# Your assignment
Compute how many lines in the entries below contain "ylabel", and output nothing but the number.
··· Data provided ···
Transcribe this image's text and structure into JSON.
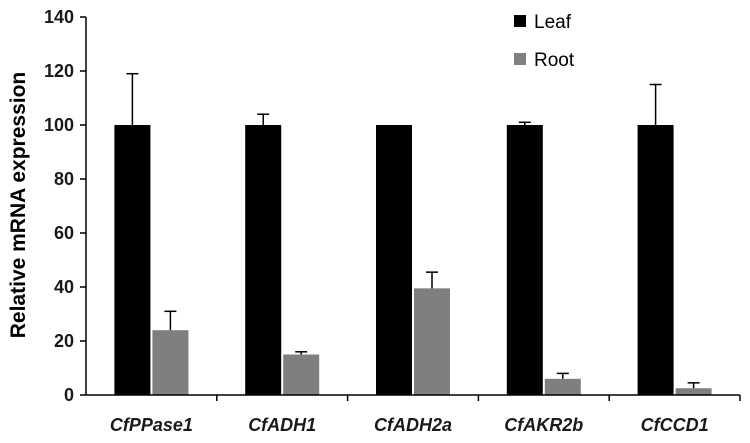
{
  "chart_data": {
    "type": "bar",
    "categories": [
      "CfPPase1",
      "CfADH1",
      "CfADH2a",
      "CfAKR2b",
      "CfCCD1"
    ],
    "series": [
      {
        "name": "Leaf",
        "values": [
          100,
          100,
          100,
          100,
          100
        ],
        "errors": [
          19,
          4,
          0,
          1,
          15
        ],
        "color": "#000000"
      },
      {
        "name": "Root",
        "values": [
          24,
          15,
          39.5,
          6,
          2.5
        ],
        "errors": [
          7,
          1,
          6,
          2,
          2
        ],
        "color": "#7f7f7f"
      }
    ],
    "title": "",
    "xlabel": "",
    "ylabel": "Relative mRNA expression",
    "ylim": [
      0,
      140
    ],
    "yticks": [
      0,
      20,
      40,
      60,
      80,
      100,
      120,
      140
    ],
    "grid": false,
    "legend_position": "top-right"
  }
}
···
··· Data provided ···
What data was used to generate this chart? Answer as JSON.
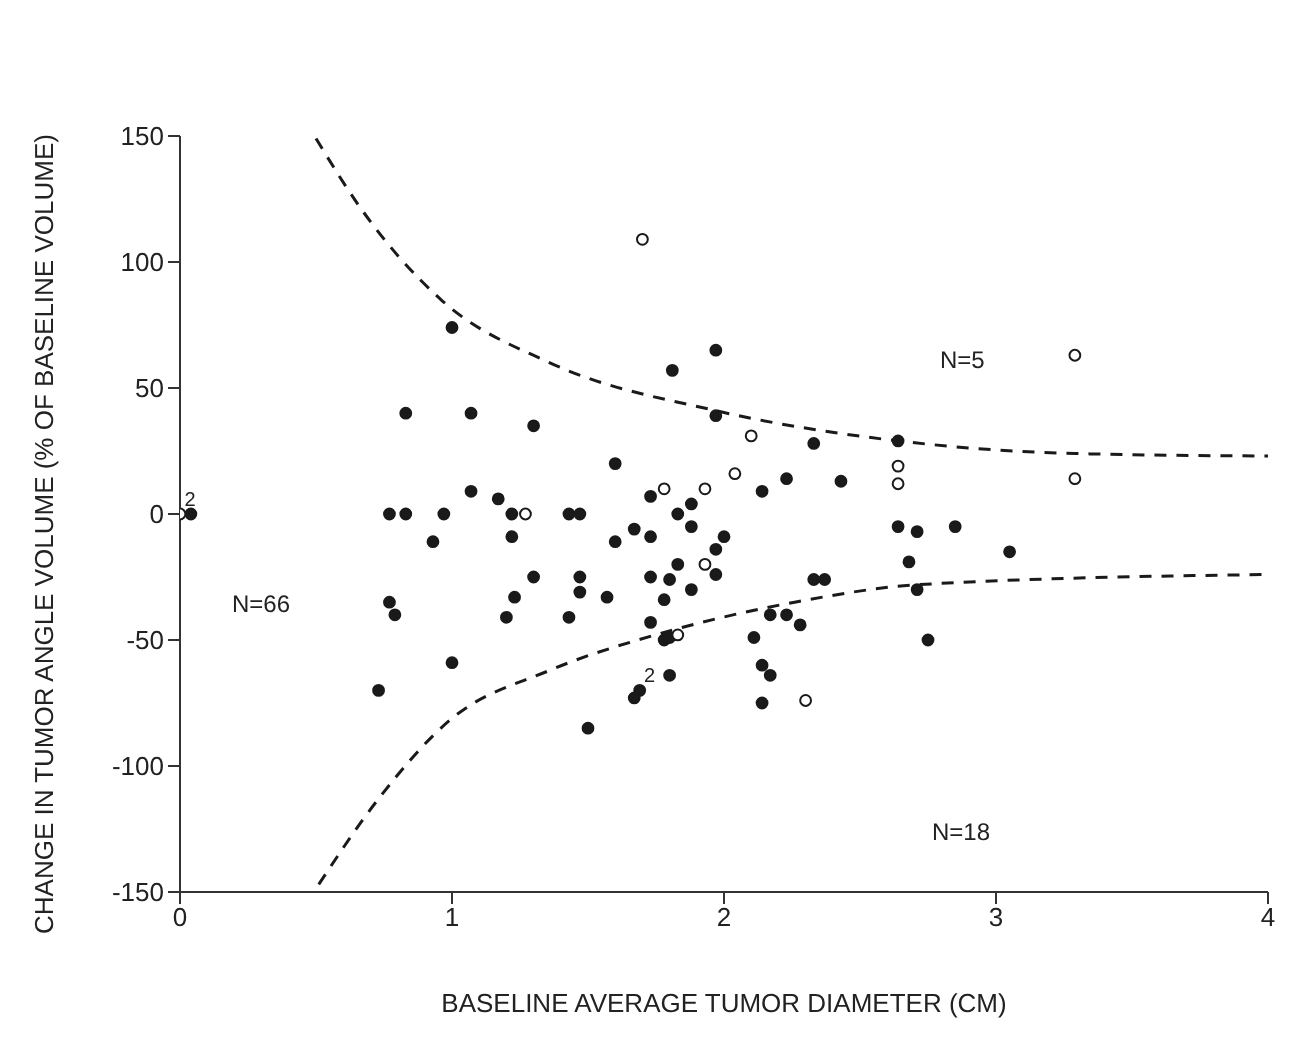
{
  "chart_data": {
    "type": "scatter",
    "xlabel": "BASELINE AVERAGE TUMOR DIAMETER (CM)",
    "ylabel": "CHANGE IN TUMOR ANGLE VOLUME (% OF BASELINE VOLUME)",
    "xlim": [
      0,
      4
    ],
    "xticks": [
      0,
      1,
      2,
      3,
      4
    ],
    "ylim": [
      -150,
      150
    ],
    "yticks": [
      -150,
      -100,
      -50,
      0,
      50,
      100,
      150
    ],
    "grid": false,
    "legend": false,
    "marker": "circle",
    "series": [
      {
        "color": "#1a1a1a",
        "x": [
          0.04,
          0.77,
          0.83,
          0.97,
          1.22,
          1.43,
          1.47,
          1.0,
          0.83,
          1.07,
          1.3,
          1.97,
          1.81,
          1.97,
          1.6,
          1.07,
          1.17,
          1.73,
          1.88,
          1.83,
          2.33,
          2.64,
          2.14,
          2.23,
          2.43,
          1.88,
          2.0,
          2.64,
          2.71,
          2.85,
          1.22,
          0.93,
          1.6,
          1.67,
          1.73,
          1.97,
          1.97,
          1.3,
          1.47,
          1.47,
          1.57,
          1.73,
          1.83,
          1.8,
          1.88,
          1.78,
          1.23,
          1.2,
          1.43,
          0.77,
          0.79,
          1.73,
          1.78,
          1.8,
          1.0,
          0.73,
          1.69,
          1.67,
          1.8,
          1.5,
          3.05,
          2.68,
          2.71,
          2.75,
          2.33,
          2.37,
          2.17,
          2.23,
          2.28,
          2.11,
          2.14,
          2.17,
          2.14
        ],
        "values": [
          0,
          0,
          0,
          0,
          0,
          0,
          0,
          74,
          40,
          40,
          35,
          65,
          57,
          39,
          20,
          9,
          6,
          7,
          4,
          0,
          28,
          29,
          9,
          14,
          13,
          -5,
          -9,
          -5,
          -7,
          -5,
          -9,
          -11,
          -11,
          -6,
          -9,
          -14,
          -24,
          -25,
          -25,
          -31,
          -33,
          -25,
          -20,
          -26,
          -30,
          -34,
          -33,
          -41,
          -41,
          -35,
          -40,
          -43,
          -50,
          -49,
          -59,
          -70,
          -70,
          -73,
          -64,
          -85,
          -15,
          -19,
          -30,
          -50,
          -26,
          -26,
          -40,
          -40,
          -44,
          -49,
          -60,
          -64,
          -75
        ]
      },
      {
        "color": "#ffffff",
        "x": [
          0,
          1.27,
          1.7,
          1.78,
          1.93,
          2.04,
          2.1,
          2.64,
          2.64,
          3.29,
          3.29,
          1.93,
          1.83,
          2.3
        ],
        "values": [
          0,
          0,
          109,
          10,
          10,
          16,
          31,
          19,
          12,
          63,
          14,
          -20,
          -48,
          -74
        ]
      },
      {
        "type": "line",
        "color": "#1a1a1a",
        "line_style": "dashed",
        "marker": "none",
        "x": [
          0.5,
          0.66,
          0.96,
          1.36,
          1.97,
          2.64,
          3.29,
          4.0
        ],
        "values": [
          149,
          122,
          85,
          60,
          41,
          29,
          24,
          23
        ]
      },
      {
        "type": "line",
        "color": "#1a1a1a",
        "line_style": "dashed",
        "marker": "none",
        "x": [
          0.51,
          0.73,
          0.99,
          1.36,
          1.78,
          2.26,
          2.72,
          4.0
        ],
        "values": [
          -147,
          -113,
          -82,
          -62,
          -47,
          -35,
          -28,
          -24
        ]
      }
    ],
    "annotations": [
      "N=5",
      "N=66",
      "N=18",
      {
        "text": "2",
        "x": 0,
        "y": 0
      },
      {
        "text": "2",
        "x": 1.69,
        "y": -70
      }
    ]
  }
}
···
# Response to the exercise
2